* What the exercise asks *
Copy the listing below line for line, changing nothing.

* Record list *
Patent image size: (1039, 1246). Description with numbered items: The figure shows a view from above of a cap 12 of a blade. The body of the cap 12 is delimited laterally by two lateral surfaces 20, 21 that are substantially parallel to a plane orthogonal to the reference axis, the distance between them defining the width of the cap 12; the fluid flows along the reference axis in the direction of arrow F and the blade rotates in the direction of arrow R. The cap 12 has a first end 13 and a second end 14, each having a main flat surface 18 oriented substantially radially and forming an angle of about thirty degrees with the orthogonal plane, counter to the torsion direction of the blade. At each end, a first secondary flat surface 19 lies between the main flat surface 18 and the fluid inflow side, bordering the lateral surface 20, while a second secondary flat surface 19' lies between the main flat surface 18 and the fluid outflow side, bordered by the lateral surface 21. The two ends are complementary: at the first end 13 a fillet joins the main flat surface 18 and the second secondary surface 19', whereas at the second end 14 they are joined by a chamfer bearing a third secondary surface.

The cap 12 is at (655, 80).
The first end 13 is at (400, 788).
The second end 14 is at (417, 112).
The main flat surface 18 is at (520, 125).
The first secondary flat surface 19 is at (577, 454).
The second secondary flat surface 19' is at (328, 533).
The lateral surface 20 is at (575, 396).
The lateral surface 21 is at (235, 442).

* Exercise solution *
Patent image size: (1039, 1246). Description with numbered items: The figure shows a view from above of a cap 12 of a blade. The body of the cap 12 is delimited laterally by two lateral surfaces 20, 21 that are substantially parallel to a plane orthogonal to the reference axis, the distance between them defining the width of the cap 12; the fluid flows along the reference axis in the direction of arrow F and the blade rotates in the direction of arrow R. The cap 12 has a first end 13 and a second end 14, each having a main flat surface 18 oriented substantially radially and forming an angle of about thirty degrees with the orthogonal plane, counter to the torsion direction of the blade. At each end, a first secondary flat surface 19 lies between the main flat surface 18 and the fluid inflow side, bordering the lateral surface 20, while a second secondary flat surface 19' lies between the main flat surface 18 and the fluid outflow side, bordered by the lateral surface 21. The two ends are complementary: at the first end 13 a fillet joins the main flat surface 18 and the second secondary surface 19', whereas at the second end 14 they are joined by a chamfer bearing a third secondary surface.

The cap 12 is at (655, 80).
The first end 13 is at (400, 788).
The second end 14 is at (417, 112).
The main flat surface 18 is at (520, 125).
The first secondary flat surface 19 is at (577, 454).
The second secondary flat surface 19' is at (328, 533).
The lateral surface 20 is at (575, 396).
The lateral surface 21 is at (235, 442).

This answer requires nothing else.